Task directions: Write out the entire listing below exactly, with the pictures left out.

***** Task material *****

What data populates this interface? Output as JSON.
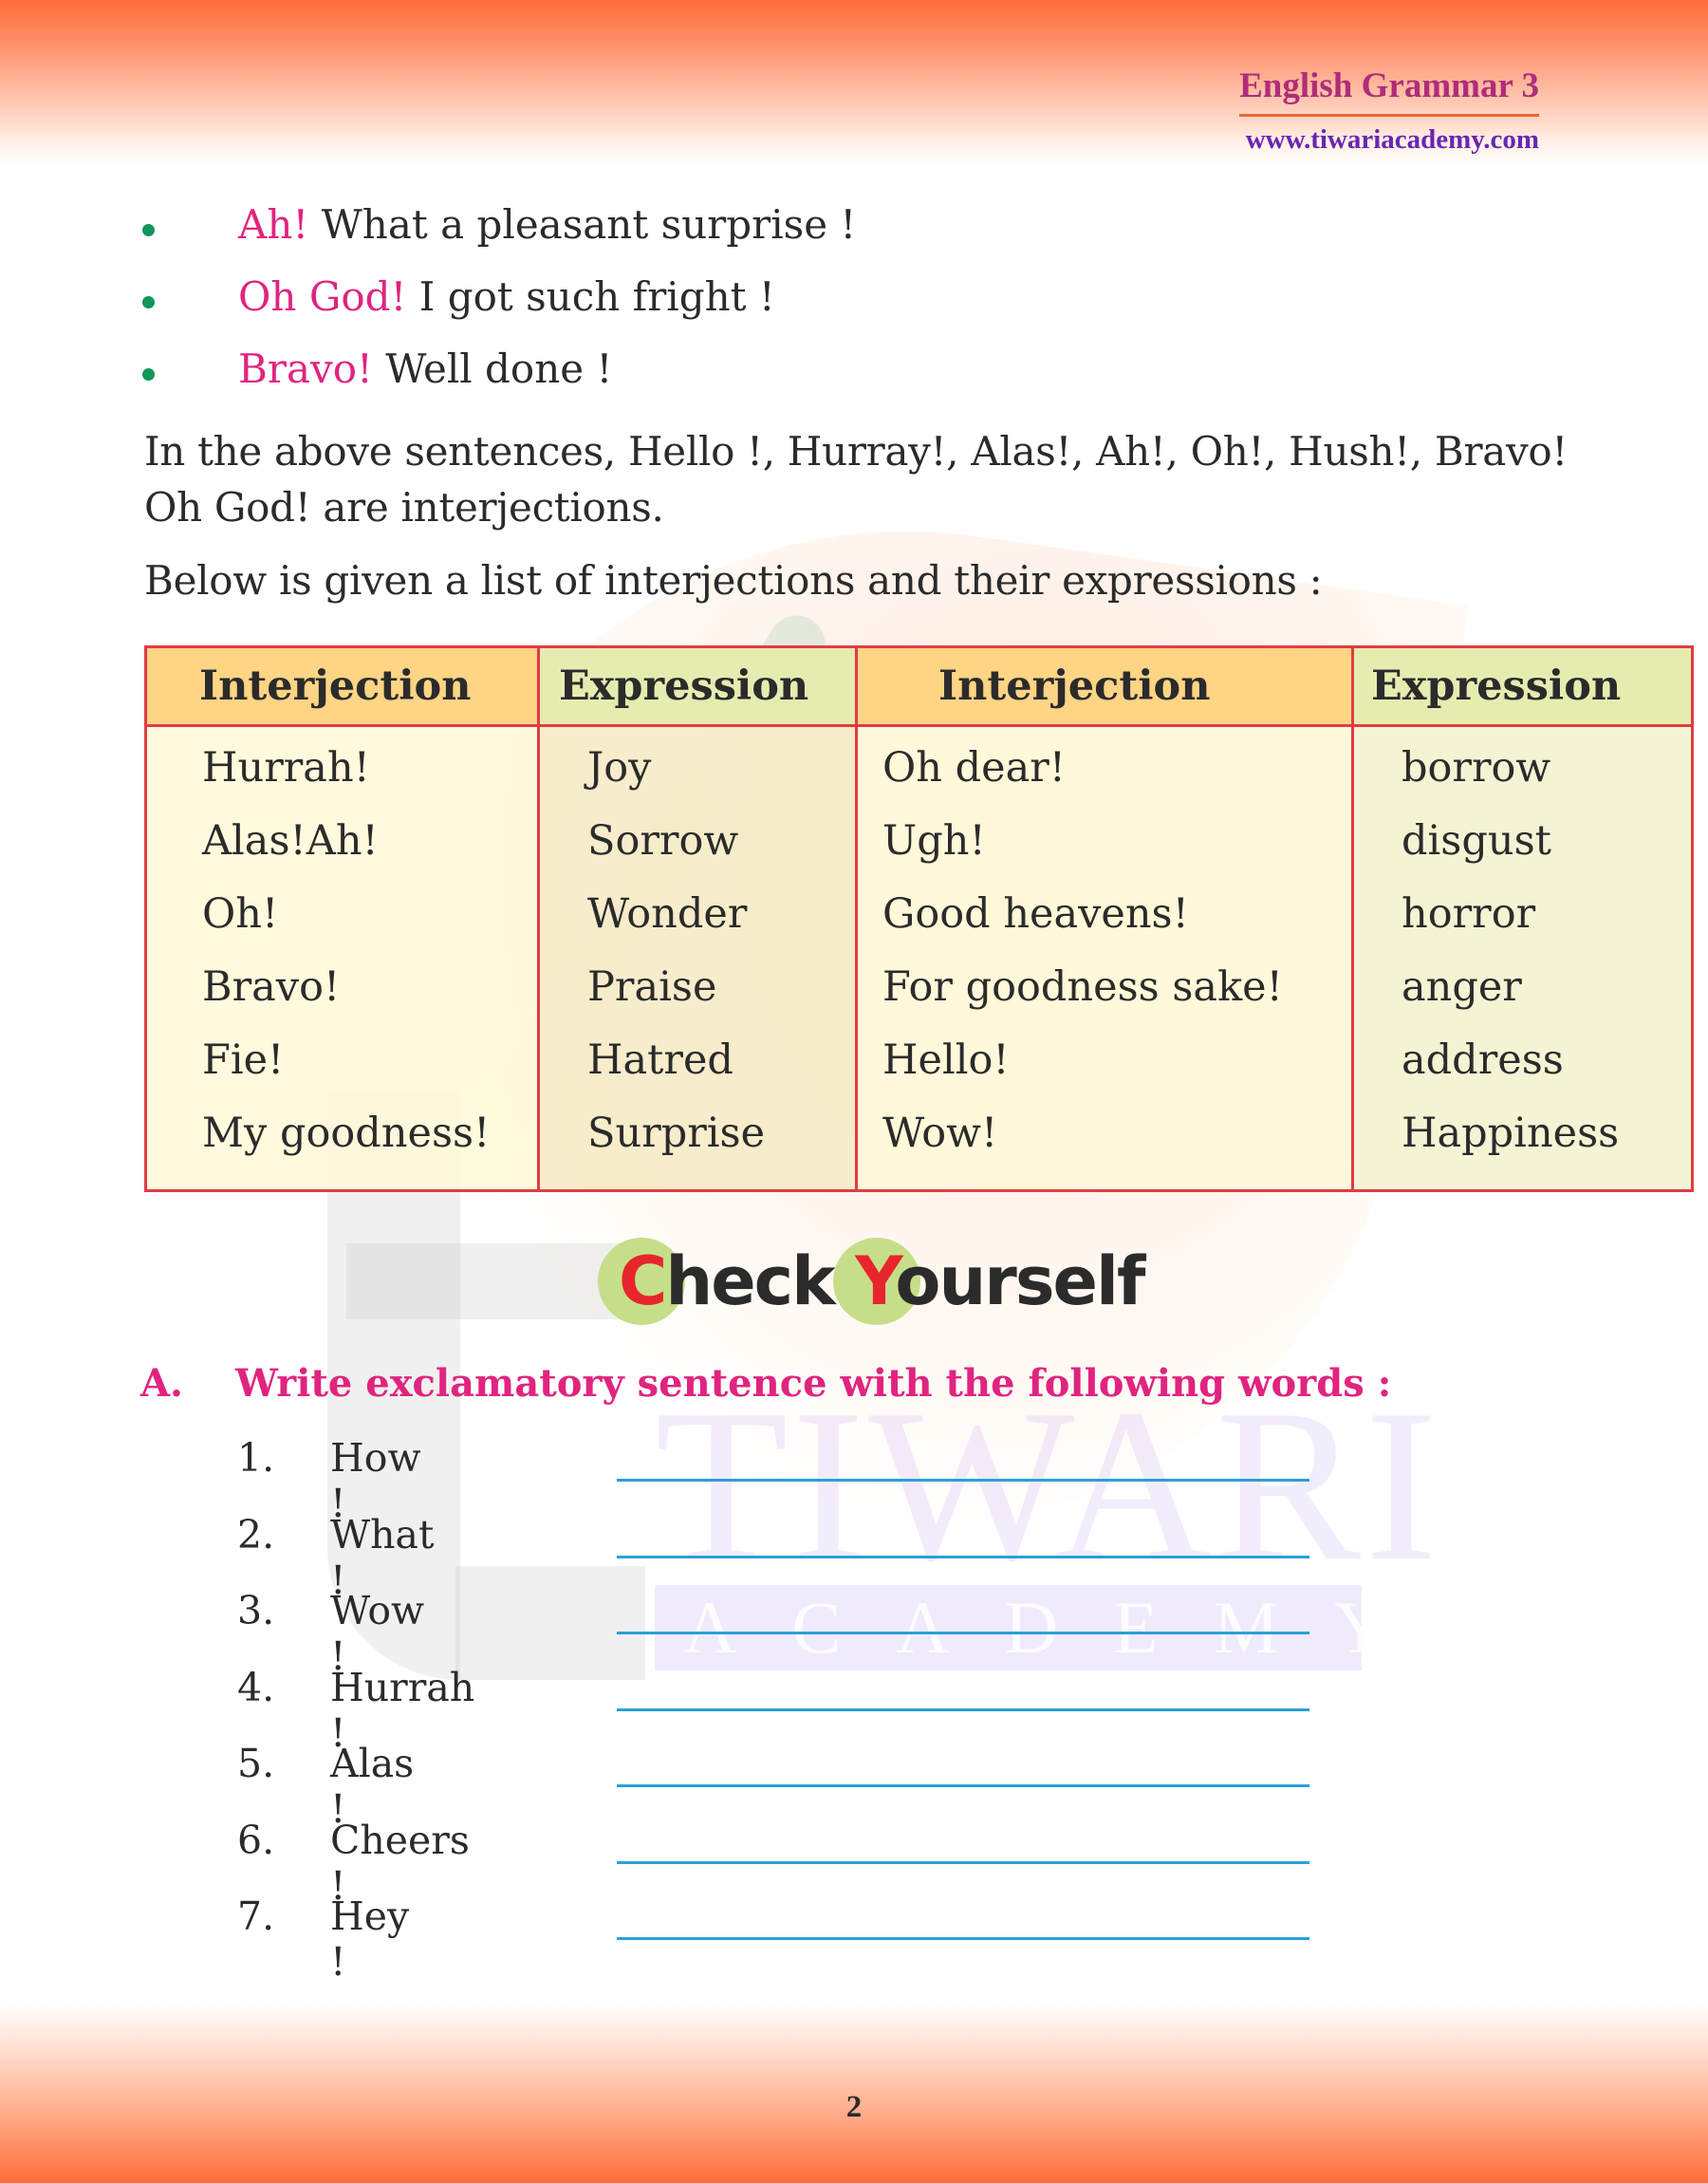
{
  "header": {
    "title": "English Grammar 3",
    "url": "www.tiwariacademy.com"
  },
  "watermark": {
    "word1": "TIWARI",
    "word2": "ACADEMY"
  },
  "bullets": [
    {
      "highlight": "Ah!",
      "text": " What a pleasant surprise !"
    },
    {
      "highlight": "Oh God!",
      "text": " I got such fright !"
    },
    {
      "highlight": "Bravo!",
      "text": " Well done !"
    }
  ],
  "paragraphs": {
    "p1": "In the above sentences, Hello !, Hurray!, Alas!, Ah!, Oh!, Hush!, Bravo! Oh God! are interjections.",
    "p2": "Below is given a list of interjections and their expressions :"
  },
  "table": {
    "headers": [
      "Interjection",
      "Expression",
      "Interjection",
      "Expression"
    ],
    "rows": [
      [
        "Hurrah!",
        "Joy",
        "Oh dear!",
        "borrow"
      ],
      [
        "Alas!Ah!",
        "Sorrow",
        "Ugh!",
        "disgust"
      ],
      [
        "Oh!",
        "Wonder",
        "Good heavens!",
        "horror"
      ],
      [
        "Bravo!",
        "Praise",
        "For goodness sake!",
        "anger"
      ],
      [
        "Fie!",
        "Hatred",
        "Hello!",
        "address"
      ],
      [
        "My goodness!",
        "Surprise",
        "Wow!",
        "Happiness"
      ]
    ]
  },
  "check_yourself": {
    "c": "C",
    "heck": "heck ",
    "y": "Y",
    "ourself": "ourself"
  },
  "exercise": {
    "label": "A.",
    "instruction": "Write exclamatory sentence with the following words :",
    "items": [
      {
        "num": "1.",
        "word": "How !",
        "answer": ""
      },
      {
        "num": "2.",
        "word": "What !",
        "answer": ""
      },
      {
        "num": "3.",
        "word": "Wow !",
        "answer": ""
      },
      {
        "num": "4.",
        "word": "Hurrah !",
        "answer": ""
      },
      {
        "num": "5.",
        "word": "Alas !",
        "answer": ""
      },
      {
        "num": "6.",
        "word": "Cheers !",
        "answer": ""
      },
      {
        "num": "7.",
        "word": "Hey !",
        "answer": ""
      }
    ]
  },
  "page_number": "2",
  "colors": {
    "accent_pink": "#e0247f",
    "title_purple": "#b02c7a",
    "url_violet": "#6a25b3",
    "bullet_green": "#10965a",
    "table_border": "#e03c44",
    "answer_line": "#2aa0d8",
    "band_orange": "#ff6d3b"
  }
}
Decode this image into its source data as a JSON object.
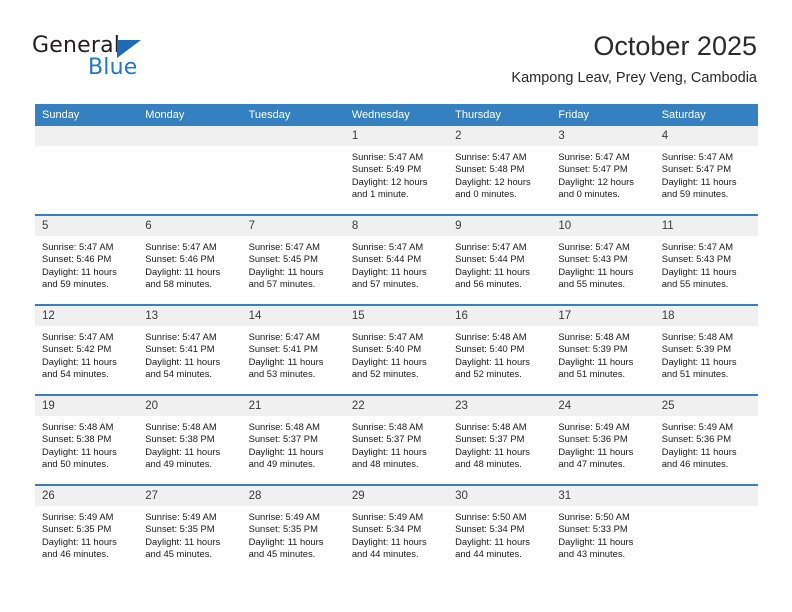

*****

Written solution:
What data populates this interface? Output as JSON.
{
  "header": {
    "title": "English Grammar 3",
    "url": "www.tiwariacademy.com"
  },
  "watermark": {
    "word1": "TIWARI",
    "word2": "ACADEMY"
  },
  "bullets": [
    {
      "highlight": "Ah!",
      "text": " What a pleasant surprise !"
    },
    {
      "highlight": "Oh God!",
      "text": " I got such fright !"
    },
    {
      "highlight": "Bravo!",
      "text": " Well done !"
    }
  ],
  "paragraphs": {
    "p1": "In the above sentences, Hello !, Hurray!, Alas!, Ah!, Oh!, Hush!, Bravo! Oh God! are interjections.",
    "p2": "Below is given a list of interjections and their expressions :"
  },
  "table": {
    "headers": [
      "Interjection",
      "Expression",
      "Interjection",
      "Expression"
    ],
    "rows": [
      [
        "Hurrah!",
        "Joy",
        "Oh dear!",
        "borrow"
      ],
      [
        "Alas!Ah!",
        "Sorrow",
        "Ugh!",
        "disgust"
      ],
      [
        "Oh!",
        "Wonder",
        "Good heavens!",
        "horror"
      ],
      [
        "Bravo!",
        "Praise",
        "For goodness sake!",
        "anger"
      ],
      [
        "Fie!",
        "Hatred",
        "Hello!",
        "address"
      ],
      [
        "My goodness!",
        "Surprise",
        "Wow!",
        "Happiness"
      ]
    ]
  },
  "check_yourself": {
    "c": "C",
    "heck": "heck ",
    "y": "Y",
    "ourself": "ourself"
  },
  "exercise": {
    "label": "A.",
    "instruction": "Write exclamatory sentence with the following words :",
    "items": [
      {
        "num": "1.",
        "word": "How !",
        "answer": ""
      },
      {
        "num": "2.",
        "word": "What !",
        "answer": ""
      },
      {
        "num": "3.",
        "word": "Wow !",
        "answer": ""
      },
      {
        "num": "4.",
        "word": "Hurrah !",
        "answer": ""
      },
      {
        "num": "5.",
        "word": "Alas !",
        "answer": ""
      },
      {
        "num": "6.",
        "word": "Cheers !",
        "answer": ""
      },
      {
        "num": "7.",
        "word": "Hey !",
        "answer": ""
      }
    ]
  },
  "page_number": "2",
  "colors": {
    "accent_pink": "#e0247f",
    "title_purple": "#b02c7a",
    "url_violet": "#6a25b3",
    "bullet_green": "#10965a",
    "table_border": "#e03c44",
    "answer_line": "#2aa0d8",
    "band_orange": "#ff6d3b"
  }
}
Decode this image into its source data as a JSON object.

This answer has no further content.